◆ GIVEN REQUEST:
All records are to be retyped faithfully and completely.

————————

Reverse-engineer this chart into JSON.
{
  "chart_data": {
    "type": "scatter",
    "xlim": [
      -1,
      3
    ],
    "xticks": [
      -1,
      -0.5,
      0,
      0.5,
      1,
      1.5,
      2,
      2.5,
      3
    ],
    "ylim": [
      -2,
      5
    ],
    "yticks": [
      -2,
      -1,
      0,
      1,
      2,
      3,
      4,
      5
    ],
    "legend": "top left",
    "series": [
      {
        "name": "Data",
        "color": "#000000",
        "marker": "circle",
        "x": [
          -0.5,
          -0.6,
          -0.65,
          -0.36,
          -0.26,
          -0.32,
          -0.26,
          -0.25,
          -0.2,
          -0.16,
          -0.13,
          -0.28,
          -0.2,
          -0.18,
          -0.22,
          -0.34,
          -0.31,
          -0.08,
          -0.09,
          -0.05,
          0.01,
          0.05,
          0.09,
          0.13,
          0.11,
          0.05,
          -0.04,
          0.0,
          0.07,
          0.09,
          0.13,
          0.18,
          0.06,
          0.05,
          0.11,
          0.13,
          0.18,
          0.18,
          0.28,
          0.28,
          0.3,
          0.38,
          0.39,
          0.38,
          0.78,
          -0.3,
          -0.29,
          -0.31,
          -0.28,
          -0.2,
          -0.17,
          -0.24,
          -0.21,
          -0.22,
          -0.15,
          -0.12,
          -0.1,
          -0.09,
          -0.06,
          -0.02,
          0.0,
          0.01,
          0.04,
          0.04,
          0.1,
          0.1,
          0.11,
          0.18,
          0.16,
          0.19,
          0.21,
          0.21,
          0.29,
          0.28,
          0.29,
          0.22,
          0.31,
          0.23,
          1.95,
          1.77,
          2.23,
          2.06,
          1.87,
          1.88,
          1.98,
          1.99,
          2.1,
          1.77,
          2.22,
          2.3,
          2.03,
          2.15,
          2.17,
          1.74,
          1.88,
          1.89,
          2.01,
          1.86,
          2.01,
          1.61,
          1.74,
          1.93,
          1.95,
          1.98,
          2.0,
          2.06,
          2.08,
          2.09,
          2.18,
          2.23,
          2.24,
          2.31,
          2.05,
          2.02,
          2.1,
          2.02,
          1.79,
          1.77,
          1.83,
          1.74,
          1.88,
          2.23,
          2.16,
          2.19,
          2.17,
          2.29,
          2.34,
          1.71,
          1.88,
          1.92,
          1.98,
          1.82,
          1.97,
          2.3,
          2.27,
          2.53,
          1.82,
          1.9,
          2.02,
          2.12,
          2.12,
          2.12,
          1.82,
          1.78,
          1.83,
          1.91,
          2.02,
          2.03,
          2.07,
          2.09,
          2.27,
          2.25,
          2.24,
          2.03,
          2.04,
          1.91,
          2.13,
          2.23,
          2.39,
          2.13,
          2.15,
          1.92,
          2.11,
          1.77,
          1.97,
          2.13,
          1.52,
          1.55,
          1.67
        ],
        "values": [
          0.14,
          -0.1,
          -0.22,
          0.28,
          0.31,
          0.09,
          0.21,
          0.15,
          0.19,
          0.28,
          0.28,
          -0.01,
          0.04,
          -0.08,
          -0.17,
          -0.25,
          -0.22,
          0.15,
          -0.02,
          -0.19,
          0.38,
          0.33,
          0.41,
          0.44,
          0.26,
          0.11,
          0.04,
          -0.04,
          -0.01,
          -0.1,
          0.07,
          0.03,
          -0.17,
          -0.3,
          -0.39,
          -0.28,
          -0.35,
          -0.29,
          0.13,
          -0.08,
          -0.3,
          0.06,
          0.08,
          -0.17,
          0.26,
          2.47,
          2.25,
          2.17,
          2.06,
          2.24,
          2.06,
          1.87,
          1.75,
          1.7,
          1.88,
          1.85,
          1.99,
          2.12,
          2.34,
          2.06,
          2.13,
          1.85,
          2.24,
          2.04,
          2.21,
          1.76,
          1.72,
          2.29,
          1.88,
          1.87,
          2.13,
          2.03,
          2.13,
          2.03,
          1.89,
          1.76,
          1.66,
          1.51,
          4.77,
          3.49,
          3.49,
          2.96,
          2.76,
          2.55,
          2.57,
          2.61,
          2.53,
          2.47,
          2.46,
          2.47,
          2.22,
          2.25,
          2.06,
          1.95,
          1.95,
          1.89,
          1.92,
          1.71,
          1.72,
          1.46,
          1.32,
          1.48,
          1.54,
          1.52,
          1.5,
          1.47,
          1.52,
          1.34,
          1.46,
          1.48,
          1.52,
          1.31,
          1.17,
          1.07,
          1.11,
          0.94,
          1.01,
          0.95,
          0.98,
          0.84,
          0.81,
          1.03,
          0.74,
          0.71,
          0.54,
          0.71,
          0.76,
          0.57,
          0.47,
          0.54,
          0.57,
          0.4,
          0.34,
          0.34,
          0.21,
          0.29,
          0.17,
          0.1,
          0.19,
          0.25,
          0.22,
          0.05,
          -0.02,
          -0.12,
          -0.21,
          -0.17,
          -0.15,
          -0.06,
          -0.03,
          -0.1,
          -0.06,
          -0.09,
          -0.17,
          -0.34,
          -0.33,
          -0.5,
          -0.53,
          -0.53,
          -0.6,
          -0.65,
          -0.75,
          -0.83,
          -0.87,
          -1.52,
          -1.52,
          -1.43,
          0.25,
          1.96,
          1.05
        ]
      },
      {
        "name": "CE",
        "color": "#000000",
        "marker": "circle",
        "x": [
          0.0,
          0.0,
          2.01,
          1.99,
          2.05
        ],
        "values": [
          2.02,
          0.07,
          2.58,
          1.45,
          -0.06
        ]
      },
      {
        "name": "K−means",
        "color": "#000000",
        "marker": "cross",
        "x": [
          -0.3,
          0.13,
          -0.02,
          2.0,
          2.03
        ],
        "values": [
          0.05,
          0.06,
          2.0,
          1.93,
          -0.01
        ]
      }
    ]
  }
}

————————

◆ WRITTEN RESPONSE:
Reverse-engineer this chart into JSON.
{
  "chart_data": {
    "type": "scatter",
    "xlim": [
      -1,
      3
    ],
    "xticks": [
      -1,
      -0.5,
      0,
      0.5,
      1,
      1.5,
      2,
      2.5,
      3
    ],
    "ylim": [
      -2,
      5
    ],
    "yticks": [
      -2,
      -1,
      0,
      1,
      2,
      3,
      4,
      5
    ],
    "legend": "top left",
    "series": [
      {
        "name": "Data",
        "color": "#000000",
        "marker": "circle",
        "x": [
          -0.5,
          -0.6,
          -0.65,
          -0.36,
          -0.26,
          -0.32,
          -0.26,
          -0.25,
          -0.2,
          -0.16,
          -0.13,
          -0.28,
          -0.2,
          -0.18,
          -0.22,
          -0.34,
          -0.31,
          -0.08,
          -0.09,
          -0.05,
          0.01,
          0.05,
          0.09,
          0.13,
          0.11,
          0.05,
          -0.04,
          0.0,
          0.07,
          0.09,
          0.13,
          0.18,
          0.06,
          0.05,
          0.11,
          0.13,
          0.18,
          0.18,
          0.28,
          0.28,
          0.3,
          0.38,
          0.39,
          0.38,
          0.78,
          -0.3,
          -0.29,
          -0.31,
          -0.28,
          -0.2,
          -0.17,
          -0.24,
          -0.21,
          -0.22,
          -0.15,
          -0.12,
          -0.1,
          -0.09,
          -0.06,
          -0.02,
          0.0,
          0.01,
          0.04,
          0.04,
          0.1,
          0.1,
          0.11,
          0.18,
          0.16,
          0.19,
          0.21,
          0.21,
          0.29,
          0.28,
          0.29,
          0.22,
          0.31,
          0.23,
          1.95,
          1.77,
          2.23,
          2.06,
          1.87,
          1.88,
          1.98,
          1.99,
          2.1,
          1.77,
          2.22,
          2.3,
          2.03,
          2.15,
          2.17,
          1.74,
          1.88,
          1.89,
          2.01,
          1.86,
          2.01,
          1.61,
          1.74,
          1.93,
          1.95,
          1.98,
          2.0,
          2.06,
          2.08,
          2.09,
          2.18,
          2.23,
          2.24,
          2.31,
          2.05,
          2.02,
          2.1,
          2.02,
          1.79,
          1.77,
          1.83,
          1.74,
          1.88,
          2.23,
          2.16,
          2.19,
          2.17,
          2.29,
          2.34,
          1.71,
          1.88,
          1.92,
          1.98,
          1.82,
          1.97,
          2.3,
          2.27,
          2.53,
          1.82,
          1.9,
          2.02,
          2.12,
          2.12,
          2.12,
          1.82,
          1.78,
          1.83,
          1.91,
          2.02,
          2.03,
          2.07,
          2.09,
          2.27,
          2.25,
          2.24,
          2.03,
          2.04,
          1.91,
          2.13,
          2.23,
          2.39,
          2.13,
          2.15,
          1.92,
          2.11,
          1.77,
          1.97,
          2.13,
          1.52,
          1.55,
          1.67
        ],
        "values": [
          0.14,
          -0.1,
          -0.22,
          0.28,
          0.31,
          0.09,
          0.21,
          0.15,
          0.19,
          0.28,
          0.28,
          -0.01,
          0.04,
          -0.08,
          -0.17,
          -0.25,
          -0.22,
          0.15,
          -0.02,
          -0.19,
          0.38,
          0.33,
          0.41,
          0.44,
          0.26,
          0.11,
          0.04,
          -0.04,
          -0.01,
          -0.1,
          0.07,
          0.03,
          -0.17,
          -0.3,
          -0.39,
          -0.28,
          -0.35,
          -0.29,
          0.13,
          -0.08,
          -0.3,
          0.06,
          0.08,
          -0.17,
          0.26,
          2.47,
          2.25,
          2.17,
          2.06,
          2.24,
          2.06,
          1.87,
          1.75,
          1.7,
          1.88,
          1.85,
          1.99,
          2.12,
          2.34,
          2.06,
          2.13,
          1.85,
          2.24,
          2.04,
          2.21,
          1.76,
          1.72,
          2.29,
          1.88,
          1.87,
          2.13,
          2.03,
          2.13,
          2.03,
          1.89,
          1.76,
          1.66,
          1.51,
          4.77,
          3.49,
          3.49,
          2.96,
          2.76,
          2.55,
          2.57,
          2.61,
          2.53,
          2.47,
          2.46,
          2.47,
          2.22,
          2.25,
          2.06,
          1.95,
          1.95,
          1.89,
          1.92,
          1.71,
          1.72,
          1.46,
          1.32,
          1.48,
          1.54,
          1.52,
          1.5,
          1.47,
          1.52,
          1.34,
          1.46,
          1.48,
          1.52,
          1.31,
          1.17,
          1.07,
          1.11,
          0.94,
          1.01,
          0.95,
          0.98,
          0.84,
          0.81,
          1.03,
          0.74,
          0.71,
          0.54,
          0.71,
          0.76,
          0.57,
          0.47,
          0.54,
          0.57,
          0.4,
          0.34,
          0.34,
          0.21,
          0.29,
          0.17,
          0.1,
          0.19,
          0.25,
          0.22,
          0.05,
          -0.02,
          -0.12,
          -0.21,
          -0.17,
          -0.15,
          -0.06,
          -0.03,
          -0.1,
          -0.06,
          -0.09,
          -0.17,
          -0.34,
          -0.33,
          -0.5,
          -0.53,
          -0.53,
          -0.6,
          -0.65,
          -0.75,
          -0.83,
          -0.87,
          -1.52,
          -1.52,
          -1.43,
          0.25,
          1.96,
          1.05
        ]
      },
      {
        "name": "CE",
        "color": "#000000",
        "marker": "circle",
        "x": [
          0.0,
          0.0,
          2.01,
          1.99,
          2.05
        ],
        "values": [
          2.02,
          0.07,
          2.58,
          1.45,
          -0.06
        ]
      },
      {
        "name": "K−means",
        "color": "#000000",
        "marker": "cross",
        "x": [
          -0.3,
          0.13,
          -0.02,
          2.0,
          2.03
        ],
        "values": [
          0.05,
          0.06,
          2.0,
          1.93,
          -0.01
        ]
      }
    ]
  }
}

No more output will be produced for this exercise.